◆ Excerpted data ◆
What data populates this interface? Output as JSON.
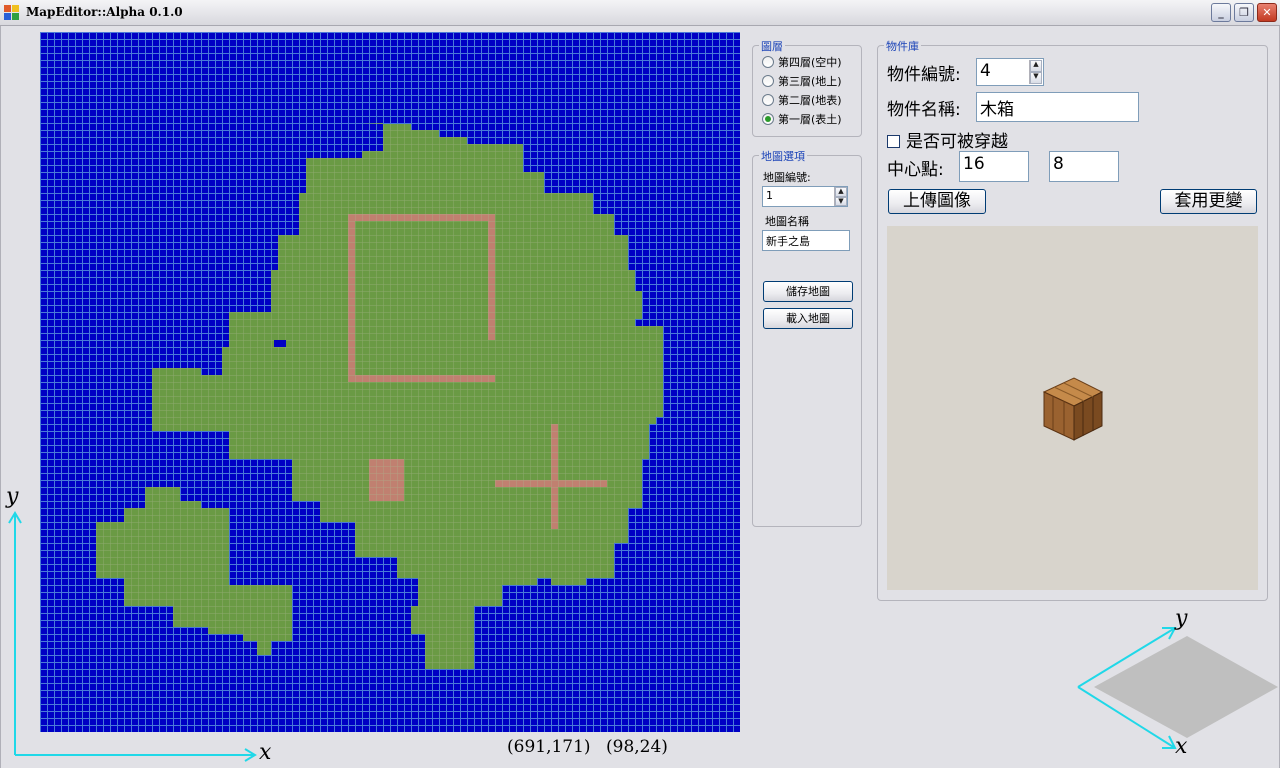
{
  "window": {
    "title": "MapEditor::Alpha 0.1.0",
    "buttons": {
      "minimize": "_",
      "restore": "❐",
      "close": "✕"
    }
  },
  "layers": {
    "title": "圖層",
    "items": [
      {
        "label": "第四層(空中)",
        "selected": false
      },
      {
        "label": "第三層(地上)",
        "selected": false
      },
      {
        "label": "第二層(地表)",
        "selected": false
      },
      {
        "label": "第一層(表土)",
        "selected": true
      }
    ]
  },
  "map_options": {
    "title": "地圖選項",
    "map_id_label": "地圖編號:",
    "map_id_value": "1",
    "map_name_label": "地圖名稱",
    "map_name_value": "新手之島",
    "save_label": "儲存地圖",
    "load_label": "載入地圖"
  },
  "library": {
    "title": "物件庫",
    "object_id_label": "物件編號:",
    "object_id_value": "4",
    "object_name_label": "物件名稱:",
    "object_name_value": "木箱",
    "passable_label": "是否可被穿越",
    "passable_checked": false,
    "center_label": "中心點:",
    "center_x": "16",
    "center_y": "8",
    "upload_label": "上傳圖像",
    "apply_label": "套用更變"
  },
  "status": {
    "pixel_coord": "(691,171)",
    "tile_coord": "(98,24)"
  },
  "axes": {
    "y": "y",
    "x": "x"
  },
  "colors": {
    "water": "#0000c4",
    "grass": "#6a9a44",
    "dirt": "#c08070",
    "group_title": "#1c44b8"
  },
  "icons": {
    "app": "map-editor-icon",
    "crate": "wooden-crate-icon",
    "spin_up": "arrow-up-icon",
    "spin_down": "arrow-down-icon"
  }
}
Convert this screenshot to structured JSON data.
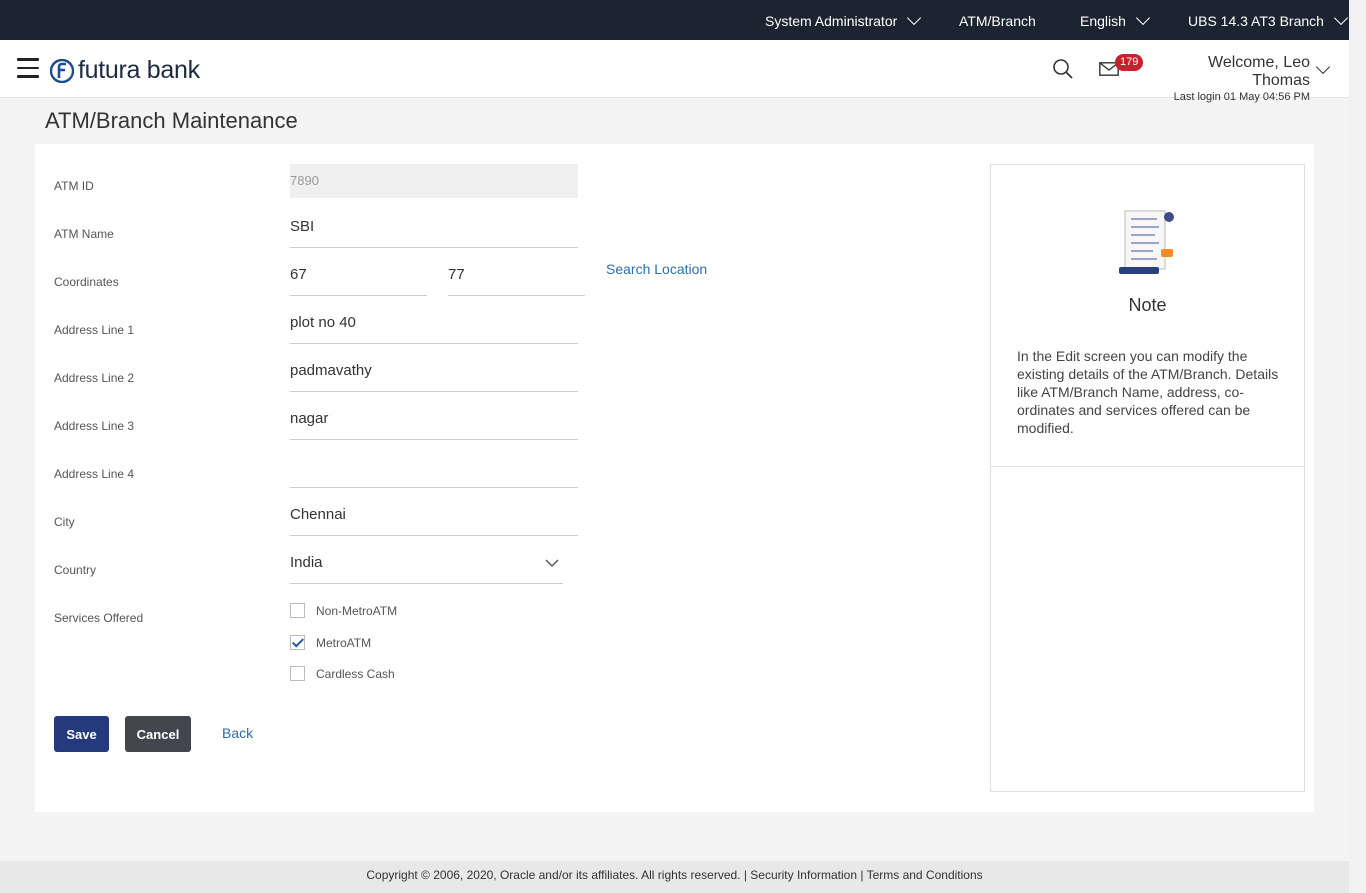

◆ What is asked ◆
Write out the data precisely as given, excluding the pictures.

◆ The reply ◆
What data populates this interface? Output as JSON.
{
  "window": {
    "title": "MapEditor::Alpha 0.1.0",
    "buttons": {
      "minimize": "_",
      "restore": "❐",
      "close": "✕"
    }
  },
  "layers": {
    "title": "圖層",
    "items": [
      {
        "label": "第四層(空中)",
        "selected": false
      },
      {
        "label": "第三層(地上)",
        "selected": false
      },
      {
        "label": "第二層(地表)",
        "selected": false
      },
      {
        "label": "第一層(表土)",
        "selected": true
      }
    ]
  },
  "map_options": {
    "title": "地圖選項",
    "map_id_label": "地圖編號:",
    "map_id_value": "1",
    "map_name_label": "地圖名稱",
    "map_name_value": "新手之島",
    "save_label": "儲存地圖",
    "load_label": "載入地圖"
  },
  "library": {
    "title": "物件庫",
    "object_id_label": "物件編號:",
    "object_id_value": "4",
    "object_name_label": "物件名稱:",
    "object_name_value": "木箱",
    "passable_label": "是否可被穿越",
    "passable_checked": false,
    "center_label": "中心點:",
    "center_x": "16",
    "center_y": "8",
    "upload_label": "上傳圖像",
    "apply_label": "套用更變"
  },
  "status": {
    "pixel_coord": "(691,171)",
    "tile_coord": "(98,24)"
  },
  "axes": {
    "y": "y",
    "x": "x"
  },
  "colors": {
    "water": "#0000c4",
    "grass": "#6a9a44",
    "dirt": "#c08070",
    "group_title": "#1c44b8"
  },
  "icons": {
    "app": "map-editor-icon",
    "crate": "wooden-crate-icon",
    "spin_up": "arrow-up-icon",
    "spin_down": "arrow-down-icon"
  }
}
Convert this screenshot to structured JSON data.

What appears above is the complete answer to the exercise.